━━━ Provided records
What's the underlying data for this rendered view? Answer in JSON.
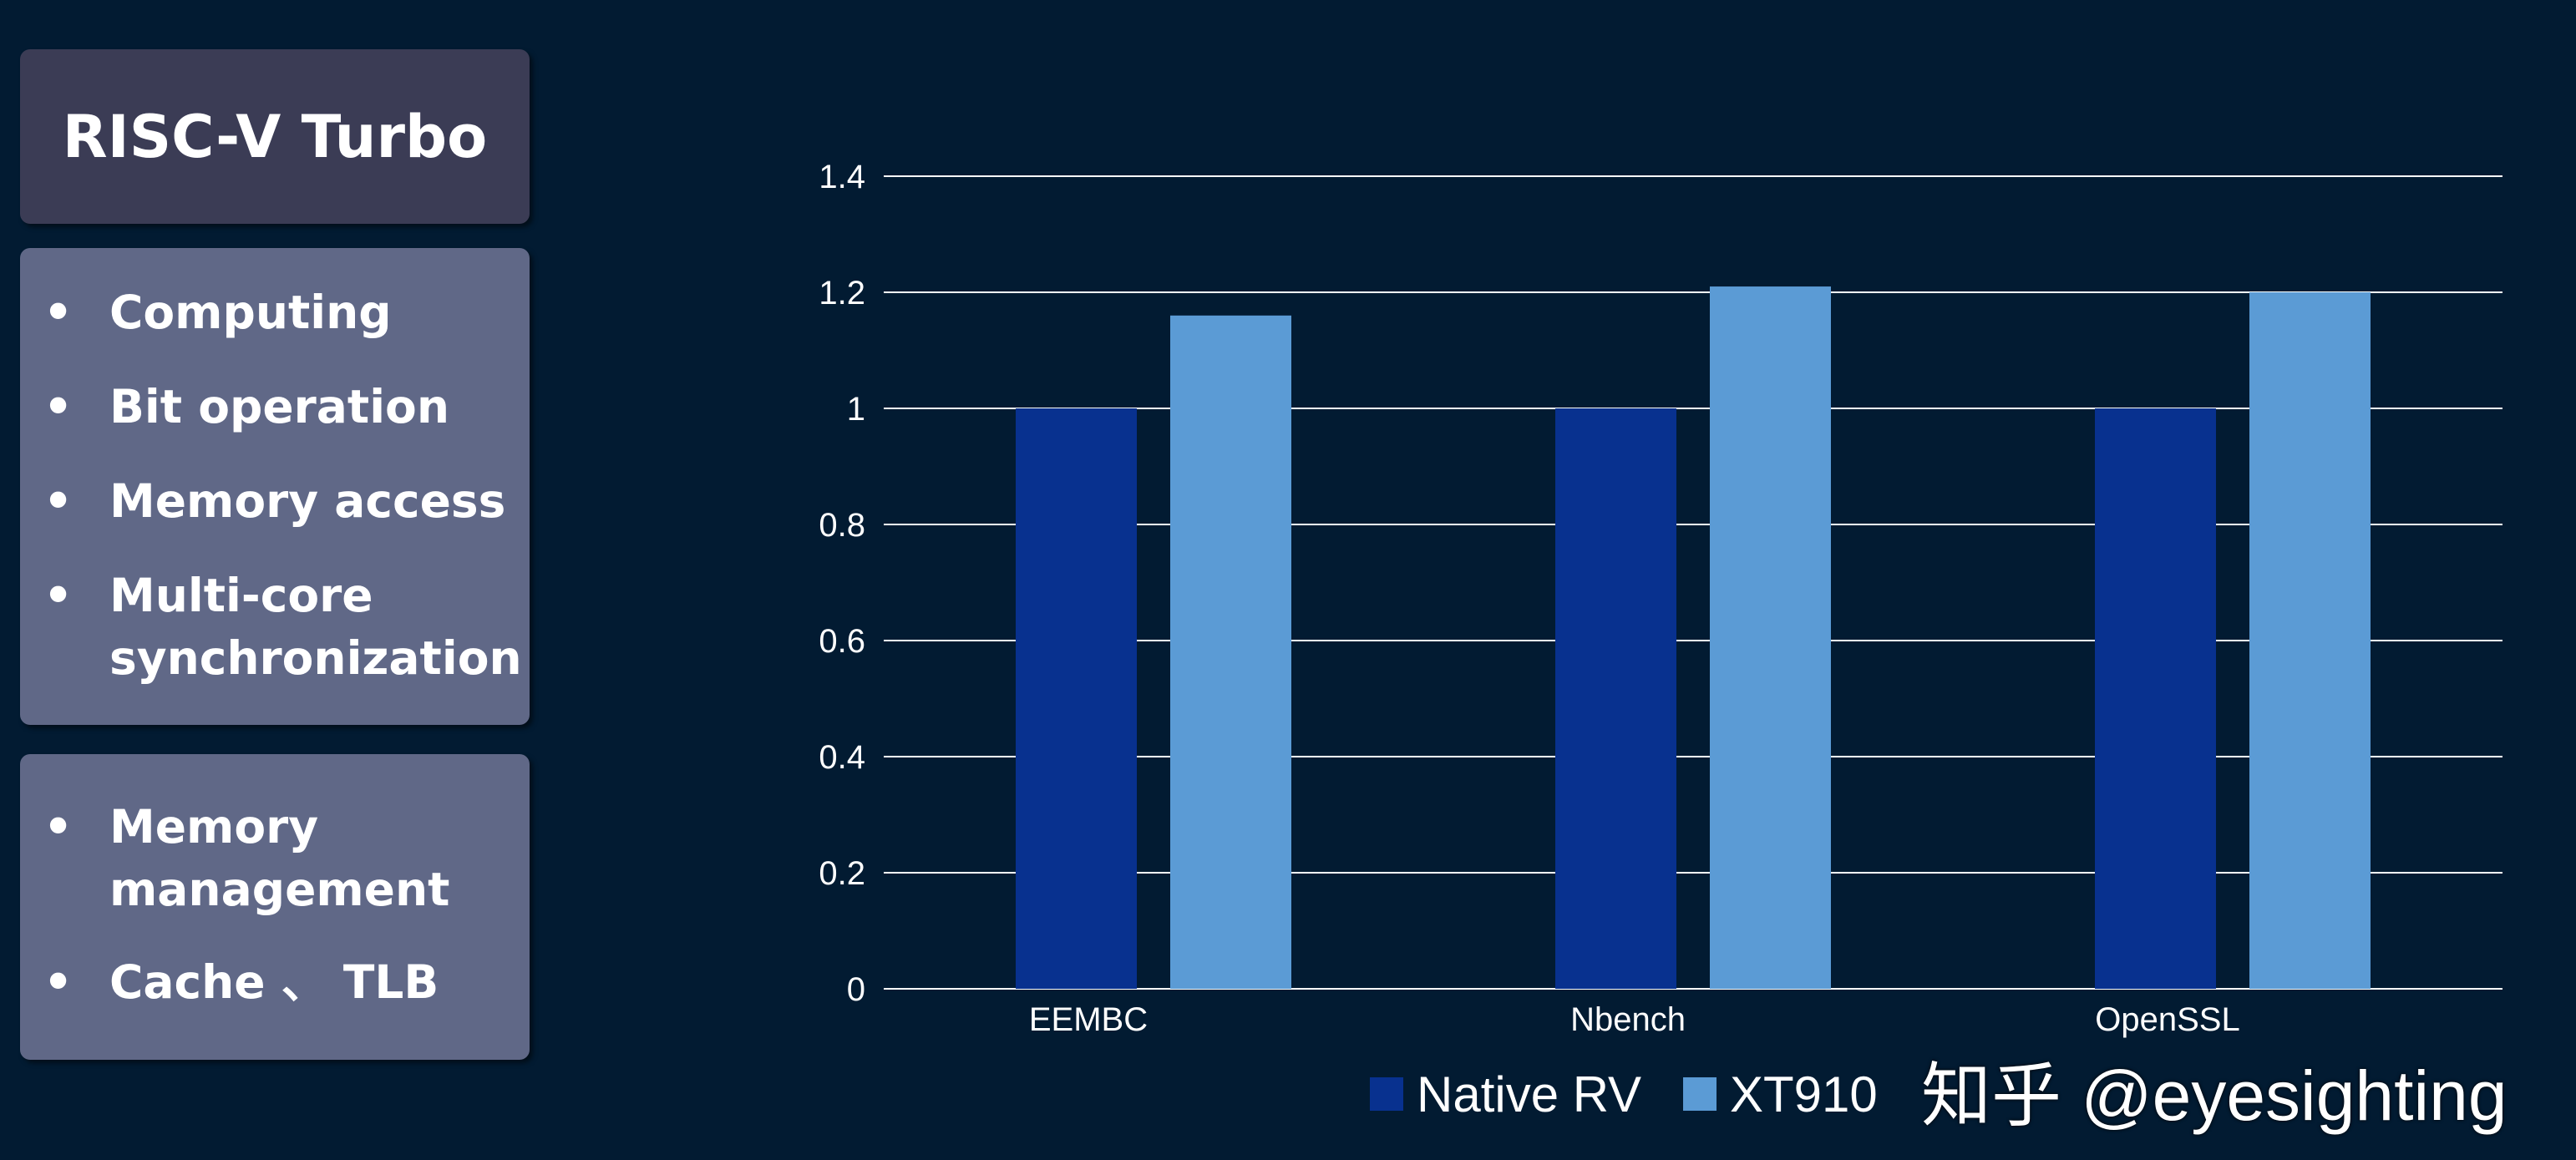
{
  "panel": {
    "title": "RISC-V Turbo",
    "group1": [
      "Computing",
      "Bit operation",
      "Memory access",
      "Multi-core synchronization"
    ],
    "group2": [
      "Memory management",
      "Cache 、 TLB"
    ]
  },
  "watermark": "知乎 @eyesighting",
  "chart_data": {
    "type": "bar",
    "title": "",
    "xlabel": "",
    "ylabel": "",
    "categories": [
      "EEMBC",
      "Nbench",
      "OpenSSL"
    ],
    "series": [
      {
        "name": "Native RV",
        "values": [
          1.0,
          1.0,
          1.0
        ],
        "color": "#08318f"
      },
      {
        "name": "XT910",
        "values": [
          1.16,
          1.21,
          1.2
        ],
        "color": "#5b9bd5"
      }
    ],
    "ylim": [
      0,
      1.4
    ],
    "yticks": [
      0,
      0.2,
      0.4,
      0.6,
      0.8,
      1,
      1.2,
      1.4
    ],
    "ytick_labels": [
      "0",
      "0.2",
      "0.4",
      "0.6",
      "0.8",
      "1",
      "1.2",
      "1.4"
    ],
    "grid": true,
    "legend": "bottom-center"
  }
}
━━━━━━
━━━ Provided records
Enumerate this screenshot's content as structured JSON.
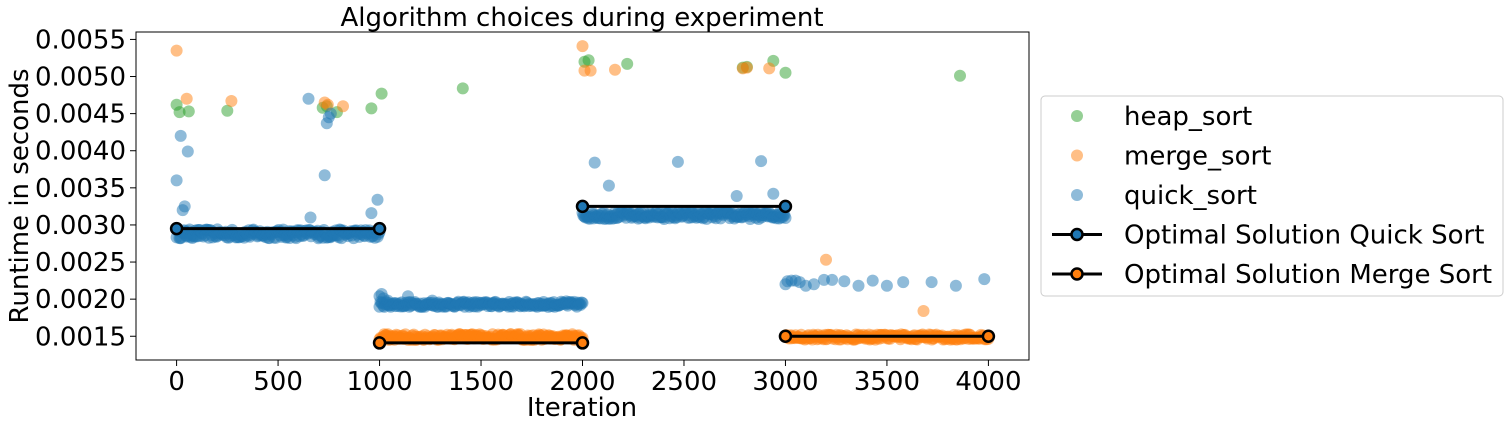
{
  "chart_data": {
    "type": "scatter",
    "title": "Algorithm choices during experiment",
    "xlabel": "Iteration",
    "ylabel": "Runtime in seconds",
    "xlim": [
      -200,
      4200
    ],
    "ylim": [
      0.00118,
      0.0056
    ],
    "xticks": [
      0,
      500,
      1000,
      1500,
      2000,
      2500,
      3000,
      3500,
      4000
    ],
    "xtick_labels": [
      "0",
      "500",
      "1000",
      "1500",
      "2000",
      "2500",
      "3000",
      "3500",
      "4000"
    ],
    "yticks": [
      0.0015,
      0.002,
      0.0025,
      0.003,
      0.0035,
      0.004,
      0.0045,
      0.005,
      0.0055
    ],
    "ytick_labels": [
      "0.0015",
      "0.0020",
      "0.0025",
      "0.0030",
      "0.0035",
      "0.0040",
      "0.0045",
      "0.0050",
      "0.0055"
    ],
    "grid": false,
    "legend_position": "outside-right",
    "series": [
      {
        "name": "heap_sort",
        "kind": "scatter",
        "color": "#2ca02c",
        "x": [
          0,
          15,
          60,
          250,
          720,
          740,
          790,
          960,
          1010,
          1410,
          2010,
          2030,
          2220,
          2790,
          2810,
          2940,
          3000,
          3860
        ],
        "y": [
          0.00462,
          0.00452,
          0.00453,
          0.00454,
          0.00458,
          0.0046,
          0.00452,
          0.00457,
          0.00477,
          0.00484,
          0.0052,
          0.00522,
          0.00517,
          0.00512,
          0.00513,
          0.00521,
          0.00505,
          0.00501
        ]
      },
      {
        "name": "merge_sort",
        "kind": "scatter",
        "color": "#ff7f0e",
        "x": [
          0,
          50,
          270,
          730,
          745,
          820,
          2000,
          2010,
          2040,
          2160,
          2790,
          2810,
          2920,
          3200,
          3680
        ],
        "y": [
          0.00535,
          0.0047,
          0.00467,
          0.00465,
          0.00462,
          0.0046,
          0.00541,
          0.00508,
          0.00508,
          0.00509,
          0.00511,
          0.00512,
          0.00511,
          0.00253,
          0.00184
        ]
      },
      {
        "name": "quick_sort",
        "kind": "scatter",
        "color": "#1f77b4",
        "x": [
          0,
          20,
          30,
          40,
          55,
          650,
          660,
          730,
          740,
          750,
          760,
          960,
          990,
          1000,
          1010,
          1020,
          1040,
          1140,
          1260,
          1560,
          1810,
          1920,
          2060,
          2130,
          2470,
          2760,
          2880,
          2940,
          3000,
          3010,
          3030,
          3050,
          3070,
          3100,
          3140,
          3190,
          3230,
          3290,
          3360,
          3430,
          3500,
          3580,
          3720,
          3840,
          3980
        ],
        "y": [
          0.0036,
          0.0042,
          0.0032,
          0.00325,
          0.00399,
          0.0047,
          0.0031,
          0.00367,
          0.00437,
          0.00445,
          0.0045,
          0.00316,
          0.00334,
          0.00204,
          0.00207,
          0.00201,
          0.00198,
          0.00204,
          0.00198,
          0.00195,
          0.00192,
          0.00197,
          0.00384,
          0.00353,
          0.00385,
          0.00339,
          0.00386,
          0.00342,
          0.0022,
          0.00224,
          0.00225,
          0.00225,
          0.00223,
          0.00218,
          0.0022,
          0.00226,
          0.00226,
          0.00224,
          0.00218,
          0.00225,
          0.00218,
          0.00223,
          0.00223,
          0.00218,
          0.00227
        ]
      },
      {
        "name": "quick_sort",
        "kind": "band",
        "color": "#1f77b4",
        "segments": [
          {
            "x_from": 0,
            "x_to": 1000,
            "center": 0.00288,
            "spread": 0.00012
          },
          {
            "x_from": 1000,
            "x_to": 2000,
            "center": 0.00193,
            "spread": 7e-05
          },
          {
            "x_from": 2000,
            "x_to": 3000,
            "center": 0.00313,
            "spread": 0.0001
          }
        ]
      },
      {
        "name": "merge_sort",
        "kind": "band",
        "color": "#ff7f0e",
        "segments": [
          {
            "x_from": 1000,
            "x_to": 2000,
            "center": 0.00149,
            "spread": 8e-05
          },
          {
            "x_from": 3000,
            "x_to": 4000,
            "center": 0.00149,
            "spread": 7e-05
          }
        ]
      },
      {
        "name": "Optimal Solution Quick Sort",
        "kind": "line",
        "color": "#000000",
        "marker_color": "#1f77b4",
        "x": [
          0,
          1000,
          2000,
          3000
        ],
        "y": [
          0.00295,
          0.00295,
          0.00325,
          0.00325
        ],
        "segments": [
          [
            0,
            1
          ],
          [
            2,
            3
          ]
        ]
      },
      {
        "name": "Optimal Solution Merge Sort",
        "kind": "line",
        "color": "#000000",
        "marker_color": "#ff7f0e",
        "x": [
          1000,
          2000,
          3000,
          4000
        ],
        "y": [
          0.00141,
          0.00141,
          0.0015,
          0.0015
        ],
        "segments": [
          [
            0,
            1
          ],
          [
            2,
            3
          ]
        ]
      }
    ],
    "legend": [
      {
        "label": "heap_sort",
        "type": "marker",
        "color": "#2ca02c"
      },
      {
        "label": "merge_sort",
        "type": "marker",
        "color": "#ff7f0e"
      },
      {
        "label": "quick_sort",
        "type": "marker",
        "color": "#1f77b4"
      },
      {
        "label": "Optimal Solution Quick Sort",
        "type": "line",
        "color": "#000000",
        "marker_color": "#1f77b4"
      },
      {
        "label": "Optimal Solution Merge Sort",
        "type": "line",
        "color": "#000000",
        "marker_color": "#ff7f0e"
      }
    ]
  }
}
━━━━━━
# [To be done]
Go through the records and gather the lines that hold "title".

# [Answer to this task]
    "title": "RISC-V Turbo",
    "title": "",
    "title": "Algorithm choices during experiment",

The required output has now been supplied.